> _Short problem_: Omit the pictures, then write out every entry exactly as it reads.

Figure data in JSON
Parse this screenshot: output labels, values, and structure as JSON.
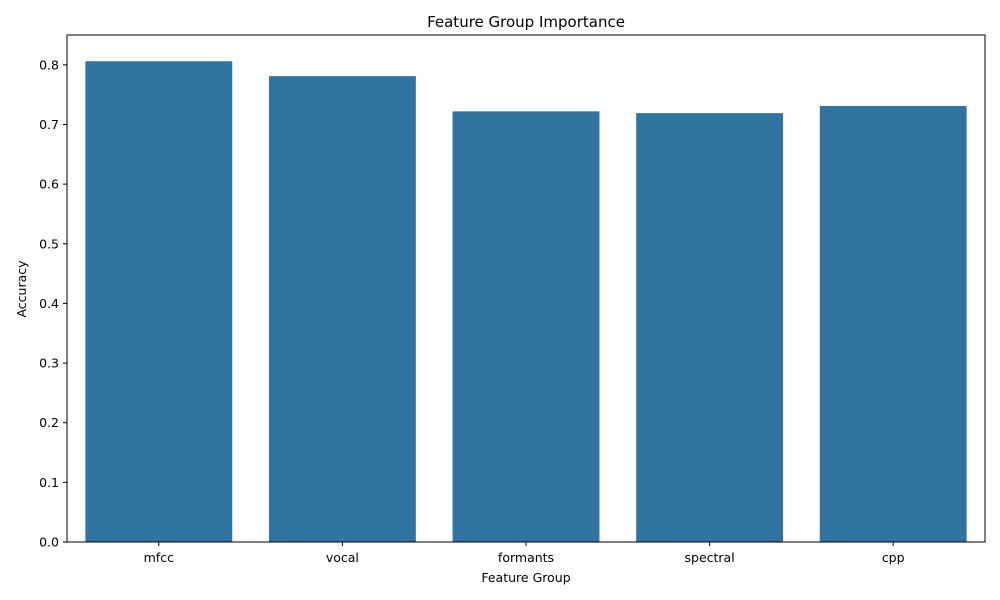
{
  "chart_data": {
    "type": "bar",
    "title": "Feature Group Importance",
    "xlabel": "Feature Group",
    "ylabel": "Accuracy",
    "categories": [
      "mfcc",
      "vocal",
      "formants",
      "spectral",
      "cpp"
    ],
    "values": [
      0.806,
      0.781,
      0.722,
      0.719,
      0.731
    ],
    "ylim": [
      0,
      0.85
    ],
    "yticks": [
      "0.0",
      "0.1",
      "0.2",
      "0.3",
      "0.4",
      "0.5",
      "0.6",
      "0.7",
      "0.8"
    ],
    "grid": false,
    "bar_color": "#3274a1"
  }
}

> _Reply_:
Parse this screenshot: output labels, values, and structure as JSON.
{
  "chart_data": {
    "type": "bar",
    "title": "Feature Group Importance",
    "xlabel": "Feature Group",
    "ylabel": "Accuracy",
    "categories": [
      "mfcc",
      "vocal",
      "formants",
      "spectral",
      "cpp"
    ],
    "values": [
      0.806,
      0.781,
      0.722,
      0.719,
      0.731
    ],
    "ylim": [
      0,
      0.85
    ],
    "yticks": [
      "0.0",
      "0.1",
      "0.2",
      "0.3",
      "0.4",
      "0.5",
      "0.6",
      "0.7",
      "0.8"
    ],
    "grid": false,
    "bar_color": "#3274a1"
  }
}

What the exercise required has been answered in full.